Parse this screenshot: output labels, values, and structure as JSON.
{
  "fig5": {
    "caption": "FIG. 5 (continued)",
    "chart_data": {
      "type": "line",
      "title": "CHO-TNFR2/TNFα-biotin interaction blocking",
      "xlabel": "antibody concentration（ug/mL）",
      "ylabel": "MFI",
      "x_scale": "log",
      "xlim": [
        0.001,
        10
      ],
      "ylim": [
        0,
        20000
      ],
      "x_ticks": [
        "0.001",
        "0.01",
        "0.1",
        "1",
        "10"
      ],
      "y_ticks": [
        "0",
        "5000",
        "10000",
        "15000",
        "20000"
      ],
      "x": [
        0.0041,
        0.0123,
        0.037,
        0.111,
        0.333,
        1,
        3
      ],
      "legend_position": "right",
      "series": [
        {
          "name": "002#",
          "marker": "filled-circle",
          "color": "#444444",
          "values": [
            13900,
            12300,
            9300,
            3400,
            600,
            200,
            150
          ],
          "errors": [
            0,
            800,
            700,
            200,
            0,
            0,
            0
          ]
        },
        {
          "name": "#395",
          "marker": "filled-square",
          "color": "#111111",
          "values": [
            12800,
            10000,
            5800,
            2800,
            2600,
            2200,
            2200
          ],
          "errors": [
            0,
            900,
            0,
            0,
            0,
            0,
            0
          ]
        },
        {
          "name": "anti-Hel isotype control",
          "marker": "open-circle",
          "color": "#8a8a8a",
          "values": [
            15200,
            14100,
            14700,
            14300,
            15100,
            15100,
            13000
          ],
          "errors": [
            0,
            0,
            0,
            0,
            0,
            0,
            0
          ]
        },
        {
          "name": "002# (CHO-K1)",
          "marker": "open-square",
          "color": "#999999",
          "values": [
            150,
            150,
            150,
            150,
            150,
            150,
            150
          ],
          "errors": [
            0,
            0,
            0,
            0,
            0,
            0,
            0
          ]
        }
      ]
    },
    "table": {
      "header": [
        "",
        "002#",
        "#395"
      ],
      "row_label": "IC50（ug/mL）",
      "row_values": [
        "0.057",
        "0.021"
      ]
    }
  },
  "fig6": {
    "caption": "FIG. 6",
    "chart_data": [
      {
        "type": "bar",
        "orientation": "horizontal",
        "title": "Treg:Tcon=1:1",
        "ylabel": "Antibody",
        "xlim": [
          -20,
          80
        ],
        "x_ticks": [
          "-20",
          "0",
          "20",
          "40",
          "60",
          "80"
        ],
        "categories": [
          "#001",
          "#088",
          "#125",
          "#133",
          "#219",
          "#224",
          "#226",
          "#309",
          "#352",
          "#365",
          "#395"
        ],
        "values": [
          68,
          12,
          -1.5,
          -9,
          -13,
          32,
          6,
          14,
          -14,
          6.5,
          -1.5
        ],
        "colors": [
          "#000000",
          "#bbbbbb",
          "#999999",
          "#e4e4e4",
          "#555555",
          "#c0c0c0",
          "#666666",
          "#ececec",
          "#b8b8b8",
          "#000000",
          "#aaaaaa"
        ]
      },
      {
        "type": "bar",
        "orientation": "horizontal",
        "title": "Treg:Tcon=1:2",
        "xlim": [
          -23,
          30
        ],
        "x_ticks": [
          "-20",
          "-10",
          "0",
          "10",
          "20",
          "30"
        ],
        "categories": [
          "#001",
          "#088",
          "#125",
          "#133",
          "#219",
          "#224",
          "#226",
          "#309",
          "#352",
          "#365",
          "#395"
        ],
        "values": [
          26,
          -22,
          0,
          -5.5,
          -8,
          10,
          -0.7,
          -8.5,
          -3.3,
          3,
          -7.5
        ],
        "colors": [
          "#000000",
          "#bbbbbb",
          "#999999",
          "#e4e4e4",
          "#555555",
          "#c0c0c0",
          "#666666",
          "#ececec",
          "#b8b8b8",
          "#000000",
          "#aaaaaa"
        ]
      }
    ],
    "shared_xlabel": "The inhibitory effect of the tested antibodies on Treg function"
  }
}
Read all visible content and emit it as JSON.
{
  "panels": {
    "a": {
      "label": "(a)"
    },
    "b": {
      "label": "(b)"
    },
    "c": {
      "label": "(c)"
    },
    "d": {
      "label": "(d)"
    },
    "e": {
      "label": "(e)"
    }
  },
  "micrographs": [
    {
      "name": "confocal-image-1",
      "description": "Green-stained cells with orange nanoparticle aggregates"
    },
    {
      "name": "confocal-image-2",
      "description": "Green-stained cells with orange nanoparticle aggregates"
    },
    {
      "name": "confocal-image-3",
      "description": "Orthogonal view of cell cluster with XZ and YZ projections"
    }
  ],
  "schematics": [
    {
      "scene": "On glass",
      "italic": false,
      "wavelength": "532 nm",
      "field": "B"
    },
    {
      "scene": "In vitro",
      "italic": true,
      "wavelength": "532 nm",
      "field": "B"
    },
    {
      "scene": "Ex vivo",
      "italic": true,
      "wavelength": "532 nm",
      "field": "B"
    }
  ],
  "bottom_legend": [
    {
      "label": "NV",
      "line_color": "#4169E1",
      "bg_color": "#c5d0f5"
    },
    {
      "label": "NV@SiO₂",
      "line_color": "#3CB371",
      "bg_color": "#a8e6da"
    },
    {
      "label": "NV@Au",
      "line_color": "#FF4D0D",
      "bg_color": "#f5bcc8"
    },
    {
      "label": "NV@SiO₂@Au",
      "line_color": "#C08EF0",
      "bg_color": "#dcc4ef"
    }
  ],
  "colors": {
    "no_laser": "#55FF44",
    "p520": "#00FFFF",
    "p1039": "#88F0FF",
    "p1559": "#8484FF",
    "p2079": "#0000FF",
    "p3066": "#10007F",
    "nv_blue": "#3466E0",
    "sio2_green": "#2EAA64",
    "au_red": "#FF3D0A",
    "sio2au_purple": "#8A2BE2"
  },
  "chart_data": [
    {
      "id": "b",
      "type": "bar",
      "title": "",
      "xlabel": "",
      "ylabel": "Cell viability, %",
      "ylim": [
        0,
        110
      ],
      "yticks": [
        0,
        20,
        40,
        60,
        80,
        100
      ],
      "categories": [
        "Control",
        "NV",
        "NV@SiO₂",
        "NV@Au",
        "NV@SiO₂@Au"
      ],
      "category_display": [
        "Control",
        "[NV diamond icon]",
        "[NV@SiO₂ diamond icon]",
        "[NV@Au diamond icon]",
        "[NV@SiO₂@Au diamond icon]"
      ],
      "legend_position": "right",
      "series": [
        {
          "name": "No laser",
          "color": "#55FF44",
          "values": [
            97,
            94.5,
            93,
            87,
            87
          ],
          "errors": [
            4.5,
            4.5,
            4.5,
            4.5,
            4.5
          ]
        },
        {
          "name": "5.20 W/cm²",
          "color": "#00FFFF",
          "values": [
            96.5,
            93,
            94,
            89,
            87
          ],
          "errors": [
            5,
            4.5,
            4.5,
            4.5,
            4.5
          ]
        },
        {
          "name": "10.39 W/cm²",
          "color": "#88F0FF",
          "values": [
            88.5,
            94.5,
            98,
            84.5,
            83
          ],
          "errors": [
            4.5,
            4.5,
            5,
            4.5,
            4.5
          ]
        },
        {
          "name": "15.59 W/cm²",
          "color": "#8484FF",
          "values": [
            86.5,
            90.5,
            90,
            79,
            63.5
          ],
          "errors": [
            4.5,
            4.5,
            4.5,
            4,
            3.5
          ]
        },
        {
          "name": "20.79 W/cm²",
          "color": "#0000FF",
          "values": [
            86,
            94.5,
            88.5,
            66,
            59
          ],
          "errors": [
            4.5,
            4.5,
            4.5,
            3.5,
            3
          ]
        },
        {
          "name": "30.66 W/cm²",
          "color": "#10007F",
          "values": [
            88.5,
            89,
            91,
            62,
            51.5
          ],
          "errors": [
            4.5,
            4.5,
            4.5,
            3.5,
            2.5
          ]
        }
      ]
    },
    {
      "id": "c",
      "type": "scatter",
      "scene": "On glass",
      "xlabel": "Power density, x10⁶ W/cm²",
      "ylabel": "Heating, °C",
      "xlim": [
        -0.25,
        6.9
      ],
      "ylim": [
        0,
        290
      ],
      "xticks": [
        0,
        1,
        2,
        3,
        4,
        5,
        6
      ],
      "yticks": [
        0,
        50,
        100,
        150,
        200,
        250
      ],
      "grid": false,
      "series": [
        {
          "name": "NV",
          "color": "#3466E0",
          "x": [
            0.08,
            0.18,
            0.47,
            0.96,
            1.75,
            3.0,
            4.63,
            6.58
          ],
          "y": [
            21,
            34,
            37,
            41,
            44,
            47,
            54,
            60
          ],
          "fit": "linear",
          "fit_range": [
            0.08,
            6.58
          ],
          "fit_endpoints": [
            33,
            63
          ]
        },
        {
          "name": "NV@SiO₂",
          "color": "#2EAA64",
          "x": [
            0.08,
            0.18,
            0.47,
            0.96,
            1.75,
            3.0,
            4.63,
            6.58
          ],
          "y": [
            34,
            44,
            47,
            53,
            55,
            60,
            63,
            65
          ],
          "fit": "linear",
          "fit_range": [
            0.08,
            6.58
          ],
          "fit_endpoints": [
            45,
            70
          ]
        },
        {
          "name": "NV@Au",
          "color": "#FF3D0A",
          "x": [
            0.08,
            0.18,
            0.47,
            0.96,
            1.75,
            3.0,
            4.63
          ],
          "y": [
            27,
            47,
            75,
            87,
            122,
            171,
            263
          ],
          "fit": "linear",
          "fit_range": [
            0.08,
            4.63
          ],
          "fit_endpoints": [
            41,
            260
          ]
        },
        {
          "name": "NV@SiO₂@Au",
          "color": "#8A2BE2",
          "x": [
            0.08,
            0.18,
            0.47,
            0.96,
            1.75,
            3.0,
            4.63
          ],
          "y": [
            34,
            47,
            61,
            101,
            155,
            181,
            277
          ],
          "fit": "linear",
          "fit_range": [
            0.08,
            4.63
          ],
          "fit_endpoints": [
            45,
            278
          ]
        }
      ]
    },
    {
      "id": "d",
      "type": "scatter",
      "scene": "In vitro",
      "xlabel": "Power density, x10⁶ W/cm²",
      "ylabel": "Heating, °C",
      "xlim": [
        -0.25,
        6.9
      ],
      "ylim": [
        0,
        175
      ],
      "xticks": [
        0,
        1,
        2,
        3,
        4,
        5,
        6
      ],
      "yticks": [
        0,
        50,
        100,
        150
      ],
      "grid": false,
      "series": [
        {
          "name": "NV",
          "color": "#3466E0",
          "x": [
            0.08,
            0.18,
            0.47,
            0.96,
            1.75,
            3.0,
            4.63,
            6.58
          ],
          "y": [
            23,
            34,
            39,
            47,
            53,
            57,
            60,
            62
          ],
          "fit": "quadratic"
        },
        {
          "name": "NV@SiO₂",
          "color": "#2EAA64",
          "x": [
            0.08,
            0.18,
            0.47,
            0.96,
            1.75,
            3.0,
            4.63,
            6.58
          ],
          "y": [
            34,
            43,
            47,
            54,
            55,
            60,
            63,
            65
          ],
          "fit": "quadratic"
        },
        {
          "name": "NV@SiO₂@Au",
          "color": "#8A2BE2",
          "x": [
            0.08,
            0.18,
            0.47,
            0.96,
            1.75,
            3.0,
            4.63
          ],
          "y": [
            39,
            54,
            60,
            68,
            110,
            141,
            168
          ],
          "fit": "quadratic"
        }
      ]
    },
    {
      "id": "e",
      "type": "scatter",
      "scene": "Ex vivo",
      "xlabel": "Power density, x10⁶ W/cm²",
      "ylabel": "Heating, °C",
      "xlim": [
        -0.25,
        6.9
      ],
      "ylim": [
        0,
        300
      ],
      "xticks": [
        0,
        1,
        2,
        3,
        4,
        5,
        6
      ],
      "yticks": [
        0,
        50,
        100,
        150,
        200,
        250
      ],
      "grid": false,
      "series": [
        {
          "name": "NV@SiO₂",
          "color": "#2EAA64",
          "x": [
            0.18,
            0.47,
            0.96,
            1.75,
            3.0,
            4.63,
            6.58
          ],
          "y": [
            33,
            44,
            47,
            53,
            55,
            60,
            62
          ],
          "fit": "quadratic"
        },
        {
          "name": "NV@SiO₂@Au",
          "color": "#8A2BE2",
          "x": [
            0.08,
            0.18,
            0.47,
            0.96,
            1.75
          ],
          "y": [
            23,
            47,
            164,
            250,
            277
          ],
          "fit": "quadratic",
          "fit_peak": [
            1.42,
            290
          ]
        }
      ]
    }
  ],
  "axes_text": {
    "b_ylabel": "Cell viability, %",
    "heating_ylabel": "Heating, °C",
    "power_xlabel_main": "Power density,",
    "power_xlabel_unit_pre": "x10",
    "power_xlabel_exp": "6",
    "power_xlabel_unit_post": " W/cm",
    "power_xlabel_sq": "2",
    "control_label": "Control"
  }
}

* **EXERCISE GOAL**
Exactly one number is the answer: how many lines in the data include the word "Treg".

* **ANSWER BELOW**
3